• Exercise brief:
Locate all lines with the word "출애굽기". Copy them.

---------- Records shown

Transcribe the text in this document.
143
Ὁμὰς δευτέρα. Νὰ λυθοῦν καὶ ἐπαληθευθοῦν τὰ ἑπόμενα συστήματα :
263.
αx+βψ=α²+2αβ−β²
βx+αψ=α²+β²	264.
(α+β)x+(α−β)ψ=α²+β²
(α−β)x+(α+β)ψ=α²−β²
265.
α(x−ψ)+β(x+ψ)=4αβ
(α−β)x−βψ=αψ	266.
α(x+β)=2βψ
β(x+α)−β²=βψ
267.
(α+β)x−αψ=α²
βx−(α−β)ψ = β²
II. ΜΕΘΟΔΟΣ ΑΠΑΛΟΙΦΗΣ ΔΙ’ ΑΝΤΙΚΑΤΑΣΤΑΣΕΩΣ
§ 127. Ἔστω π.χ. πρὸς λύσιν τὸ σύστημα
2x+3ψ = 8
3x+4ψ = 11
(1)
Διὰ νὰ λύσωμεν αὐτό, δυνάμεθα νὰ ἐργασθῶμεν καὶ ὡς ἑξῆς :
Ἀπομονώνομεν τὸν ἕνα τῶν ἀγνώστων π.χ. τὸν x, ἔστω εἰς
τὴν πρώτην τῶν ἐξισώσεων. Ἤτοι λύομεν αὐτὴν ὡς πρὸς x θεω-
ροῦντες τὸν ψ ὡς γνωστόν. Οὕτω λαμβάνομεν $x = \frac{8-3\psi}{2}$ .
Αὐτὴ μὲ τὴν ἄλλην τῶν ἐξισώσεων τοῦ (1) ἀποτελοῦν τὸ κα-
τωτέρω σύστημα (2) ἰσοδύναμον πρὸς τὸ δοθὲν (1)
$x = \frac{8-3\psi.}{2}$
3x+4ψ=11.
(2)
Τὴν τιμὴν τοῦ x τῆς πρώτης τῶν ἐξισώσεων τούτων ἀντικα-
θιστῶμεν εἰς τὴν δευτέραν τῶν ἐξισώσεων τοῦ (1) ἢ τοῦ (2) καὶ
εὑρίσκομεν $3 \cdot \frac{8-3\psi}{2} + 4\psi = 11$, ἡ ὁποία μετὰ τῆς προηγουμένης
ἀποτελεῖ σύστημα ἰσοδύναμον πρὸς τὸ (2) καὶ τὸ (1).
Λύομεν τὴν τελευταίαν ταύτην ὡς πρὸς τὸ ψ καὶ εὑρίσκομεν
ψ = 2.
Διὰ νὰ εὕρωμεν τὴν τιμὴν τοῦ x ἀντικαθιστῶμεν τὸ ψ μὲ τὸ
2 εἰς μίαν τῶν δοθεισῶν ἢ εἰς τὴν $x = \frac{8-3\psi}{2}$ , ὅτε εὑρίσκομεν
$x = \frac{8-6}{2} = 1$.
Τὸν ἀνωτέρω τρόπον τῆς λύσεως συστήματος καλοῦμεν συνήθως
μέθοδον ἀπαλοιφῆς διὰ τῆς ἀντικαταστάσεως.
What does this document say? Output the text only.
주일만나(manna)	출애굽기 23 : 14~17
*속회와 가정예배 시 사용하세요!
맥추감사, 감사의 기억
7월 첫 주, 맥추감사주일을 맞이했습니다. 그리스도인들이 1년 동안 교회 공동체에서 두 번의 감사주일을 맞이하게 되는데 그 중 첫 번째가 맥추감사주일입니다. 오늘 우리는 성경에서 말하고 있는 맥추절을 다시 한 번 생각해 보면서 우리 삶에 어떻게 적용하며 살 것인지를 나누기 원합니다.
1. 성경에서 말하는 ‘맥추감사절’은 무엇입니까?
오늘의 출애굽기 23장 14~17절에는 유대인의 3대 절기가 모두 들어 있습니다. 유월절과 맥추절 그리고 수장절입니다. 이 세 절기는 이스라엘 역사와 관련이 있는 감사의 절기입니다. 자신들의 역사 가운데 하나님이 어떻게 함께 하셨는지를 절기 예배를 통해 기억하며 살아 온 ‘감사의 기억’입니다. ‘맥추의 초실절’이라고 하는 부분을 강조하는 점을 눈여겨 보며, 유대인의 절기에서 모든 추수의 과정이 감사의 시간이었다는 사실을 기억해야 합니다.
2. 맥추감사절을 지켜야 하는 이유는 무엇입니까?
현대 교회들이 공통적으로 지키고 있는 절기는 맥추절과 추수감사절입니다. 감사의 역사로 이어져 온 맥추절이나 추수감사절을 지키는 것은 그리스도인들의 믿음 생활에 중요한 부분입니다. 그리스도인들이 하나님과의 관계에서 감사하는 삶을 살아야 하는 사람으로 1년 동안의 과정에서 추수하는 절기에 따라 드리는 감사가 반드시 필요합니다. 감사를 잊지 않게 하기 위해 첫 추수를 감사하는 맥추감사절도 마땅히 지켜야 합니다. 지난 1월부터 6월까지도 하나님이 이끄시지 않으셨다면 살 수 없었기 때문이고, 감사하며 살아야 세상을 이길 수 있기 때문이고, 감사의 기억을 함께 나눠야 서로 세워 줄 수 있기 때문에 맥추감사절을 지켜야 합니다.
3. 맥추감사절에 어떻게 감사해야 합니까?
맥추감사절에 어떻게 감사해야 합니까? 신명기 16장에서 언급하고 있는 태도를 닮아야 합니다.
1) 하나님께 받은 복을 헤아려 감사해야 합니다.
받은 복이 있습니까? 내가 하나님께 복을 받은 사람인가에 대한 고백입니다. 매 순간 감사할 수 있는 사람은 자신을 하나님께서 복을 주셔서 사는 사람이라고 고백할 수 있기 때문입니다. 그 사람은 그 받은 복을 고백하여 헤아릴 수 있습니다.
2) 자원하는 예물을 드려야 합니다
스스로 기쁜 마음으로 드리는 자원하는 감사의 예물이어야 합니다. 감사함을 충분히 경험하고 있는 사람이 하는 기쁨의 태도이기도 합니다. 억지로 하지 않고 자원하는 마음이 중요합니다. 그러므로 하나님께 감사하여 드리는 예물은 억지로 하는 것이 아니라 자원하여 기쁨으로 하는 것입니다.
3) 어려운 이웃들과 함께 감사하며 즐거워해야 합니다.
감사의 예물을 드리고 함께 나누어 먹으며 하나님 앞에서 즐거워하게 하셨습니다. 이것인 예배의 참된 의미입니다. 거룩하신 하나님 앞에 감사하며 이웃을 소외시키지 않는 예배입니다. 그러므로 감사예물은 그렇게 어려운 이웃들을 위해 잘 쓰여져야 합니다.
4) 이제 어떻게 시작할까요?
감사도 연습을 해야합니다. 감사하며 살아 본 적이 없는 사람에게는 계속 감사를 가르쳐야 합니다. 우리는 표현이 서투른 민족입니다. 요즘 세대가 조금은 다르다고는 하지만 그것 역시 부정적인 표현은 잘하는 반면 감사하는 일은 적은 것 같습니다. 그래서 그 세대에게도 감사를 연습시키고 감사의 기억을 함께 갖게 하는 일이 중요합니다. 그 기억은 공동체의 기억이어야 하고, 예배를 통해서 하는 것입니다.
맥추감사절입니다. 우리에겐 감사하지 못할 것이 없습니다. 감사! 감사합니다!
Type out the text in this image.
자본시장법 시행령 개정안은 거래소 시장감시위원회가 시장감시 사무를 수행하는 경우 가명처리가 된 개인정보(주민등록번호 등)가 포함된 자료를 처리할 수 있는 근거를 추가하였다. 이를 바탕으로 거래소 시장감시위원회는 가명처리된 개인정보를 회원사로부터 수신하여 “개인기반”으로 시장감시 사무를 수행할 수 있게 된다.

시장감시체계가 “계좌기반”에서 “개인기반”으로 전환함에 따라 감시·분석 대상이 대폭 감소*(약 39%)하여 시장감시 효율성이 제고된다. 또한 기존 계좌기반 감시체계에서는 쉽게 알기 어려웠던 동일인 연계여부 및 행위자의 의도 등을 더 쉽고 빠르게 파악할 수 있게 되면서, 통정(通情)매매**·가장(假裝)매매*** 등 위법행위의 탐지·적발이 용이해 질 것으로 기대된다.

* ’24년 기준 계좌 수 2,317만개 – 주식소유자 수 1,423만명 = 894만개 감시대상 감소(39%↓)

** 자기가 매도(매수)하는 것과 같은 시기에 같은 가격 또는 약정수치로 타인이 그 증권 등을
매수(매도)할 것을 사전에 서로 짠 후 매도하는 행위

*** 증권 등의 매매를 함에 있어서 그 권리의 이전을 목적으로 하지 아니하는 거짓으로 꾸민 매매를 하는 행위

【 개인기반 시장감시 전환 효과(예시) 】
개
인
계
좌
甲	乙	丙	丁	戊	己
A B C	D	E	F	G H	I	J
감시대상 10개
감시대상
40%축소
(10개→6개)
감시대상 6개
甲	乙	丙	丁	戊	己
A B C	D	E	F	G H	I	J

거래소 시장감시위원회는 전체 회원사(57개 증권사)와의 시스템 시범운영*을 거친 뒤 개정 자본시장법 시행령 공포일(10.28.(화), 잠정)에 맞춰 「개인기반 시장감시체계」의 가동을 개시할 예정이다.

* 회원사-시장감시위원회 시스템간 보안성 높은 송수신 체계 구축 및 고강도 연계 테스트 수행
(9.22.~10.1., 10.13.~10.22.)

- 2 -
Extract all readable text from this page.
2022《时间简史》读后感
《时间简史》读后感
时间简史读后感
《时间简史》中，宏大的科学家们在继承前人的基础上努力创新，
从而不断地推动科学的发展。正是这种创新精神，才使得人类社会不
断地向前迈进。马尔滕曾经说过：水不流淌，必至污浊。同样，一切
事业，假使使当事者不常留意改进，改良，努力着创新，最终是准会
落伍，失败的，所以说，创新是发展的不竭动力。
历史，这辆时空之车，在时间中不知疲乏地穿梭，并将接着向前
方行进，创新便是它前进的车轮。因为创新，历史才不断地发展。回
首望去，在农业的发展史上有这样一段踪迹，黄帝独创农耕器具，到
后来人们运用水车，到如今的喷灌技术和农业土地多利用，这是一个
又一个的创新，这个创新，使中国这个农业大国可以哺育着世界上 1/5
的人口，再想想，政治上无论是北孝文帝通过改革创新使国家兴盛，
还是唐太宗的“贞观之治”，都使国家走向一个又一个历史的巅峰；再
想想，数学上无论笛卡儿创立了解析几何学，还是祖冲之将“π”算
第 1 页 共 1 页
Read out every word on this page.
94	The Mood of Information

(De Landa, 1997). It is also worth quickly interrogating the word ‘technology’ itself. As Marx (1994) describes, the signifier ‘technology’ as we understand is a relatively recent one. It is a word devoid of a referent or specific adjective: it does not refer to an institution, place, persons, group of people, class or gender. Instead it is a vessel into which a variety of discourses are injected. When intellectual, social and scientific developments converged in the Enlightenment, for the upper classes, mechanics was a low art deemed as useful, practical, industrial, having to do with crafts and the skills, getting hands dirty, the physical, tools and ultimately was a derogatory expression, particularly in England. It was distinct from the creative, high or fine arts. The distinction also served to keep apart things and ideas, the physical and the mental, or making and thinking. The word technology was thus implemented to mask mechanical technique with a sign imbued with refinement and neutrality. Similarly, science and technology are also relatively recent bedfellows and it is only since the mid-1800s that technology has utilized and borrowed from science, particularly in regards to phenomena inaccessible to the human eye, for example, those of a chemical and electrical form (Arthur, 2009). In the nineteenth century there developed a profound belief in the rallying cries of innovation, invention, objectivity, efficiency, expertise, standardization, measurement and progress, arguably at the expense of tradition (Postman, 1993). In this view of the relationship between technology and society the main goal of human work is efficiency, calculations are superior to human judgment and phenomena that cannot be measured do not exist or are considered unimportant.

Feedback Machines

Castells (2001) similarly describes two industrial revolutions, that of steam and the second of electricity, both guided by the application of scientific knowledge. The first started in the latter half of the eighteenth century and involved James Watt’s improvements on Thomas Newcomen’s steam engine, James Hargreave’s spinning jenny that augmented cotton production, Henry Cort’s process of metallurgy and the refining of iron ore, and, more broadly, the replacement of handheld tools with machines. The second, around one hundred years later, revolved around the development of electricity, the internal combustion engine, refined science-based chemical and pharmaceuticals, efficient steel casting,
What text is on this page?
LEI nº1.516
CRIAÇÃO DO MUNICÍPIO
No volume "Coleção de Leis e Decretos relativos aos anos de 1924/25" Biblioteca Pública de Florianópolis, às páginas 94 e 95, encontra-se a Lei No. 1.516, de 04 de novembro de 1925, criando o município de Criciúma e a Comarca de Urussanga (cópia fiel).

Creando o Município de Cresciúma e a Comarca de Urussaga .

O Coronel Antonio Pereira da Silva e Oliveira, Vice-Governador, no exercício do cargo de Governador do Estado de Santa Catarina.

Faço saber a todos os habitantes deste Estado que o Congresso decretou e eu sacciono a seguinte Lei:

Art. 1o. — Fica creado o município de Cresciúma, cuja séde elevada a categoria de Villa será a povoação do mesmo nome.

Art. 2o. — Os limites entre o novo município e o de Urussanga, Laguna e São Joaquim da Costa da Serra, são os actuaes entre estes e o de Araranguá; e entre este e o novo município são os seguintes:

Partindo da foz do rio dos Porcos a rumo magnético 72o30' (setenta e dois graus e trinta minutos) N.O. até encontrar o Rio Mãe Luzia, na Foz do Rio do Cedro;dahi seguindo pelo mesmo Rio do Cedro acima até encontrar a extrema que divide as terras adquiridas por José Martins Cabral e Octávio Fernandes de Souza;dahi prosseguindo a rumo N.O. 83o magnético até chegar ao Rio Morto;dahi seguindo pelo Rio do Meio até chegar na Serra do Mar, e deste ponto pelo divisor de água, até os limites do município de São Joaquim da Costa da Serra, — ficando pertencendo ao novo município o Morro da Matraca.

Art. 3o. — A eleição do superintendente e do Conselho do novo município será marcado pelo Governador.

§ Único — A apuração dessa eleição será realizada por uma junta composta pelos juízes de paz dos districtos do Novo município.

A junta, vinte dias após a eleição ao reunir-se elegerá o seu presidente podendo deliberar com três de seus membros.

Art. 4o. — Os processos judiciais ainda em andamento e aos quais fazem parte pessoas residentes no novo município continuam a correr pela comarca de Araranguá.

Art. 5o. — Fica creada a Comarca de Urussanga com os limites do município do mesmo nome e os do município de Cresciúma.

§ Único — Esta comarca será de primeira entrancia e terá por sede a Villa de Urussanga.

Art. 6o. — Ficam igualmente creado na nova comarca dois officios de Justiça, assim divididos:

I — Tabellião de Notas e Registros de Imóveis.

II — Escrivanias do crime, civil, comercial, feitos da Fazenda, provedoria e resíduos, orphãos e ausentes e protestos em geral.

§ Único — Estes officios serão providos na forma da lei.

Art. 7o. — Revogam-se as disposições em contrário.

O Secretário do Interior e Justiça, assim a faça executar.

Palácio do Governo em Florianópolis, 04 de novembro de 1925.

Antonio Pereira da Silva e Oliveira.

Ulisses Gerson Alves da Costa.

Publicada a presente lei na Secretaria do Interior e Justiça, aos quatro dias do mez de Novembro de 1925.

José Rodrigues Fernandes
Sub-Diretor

--------------------

• Solution for this exercise:
주일만나(manna)	출애굽기 23 : 14~17
오늘의 출애굽기 23장 14~17절에는 유대인의 3대 절기가 모두 들어 있습니다. 유월절과 맥추절 그리고 수장절입니다. 이 세 절기는 이스라엘 역사와 관련이 있는 감사의 절기입니다. 자신들의 역사 가운데 하나님이 어떻게 함께 하셨는지를 절기 예배를 통해 기억하며 살아 온 ‘감사의 기억’입니다. ‘맥추의 초실절’이라고 하는 부분을 강조하는 점을 눈여겨 보며, 유대인의 절기에서 모든 추수의 과정이 감사의 시간이었다는 사실을 기억해야 합니다.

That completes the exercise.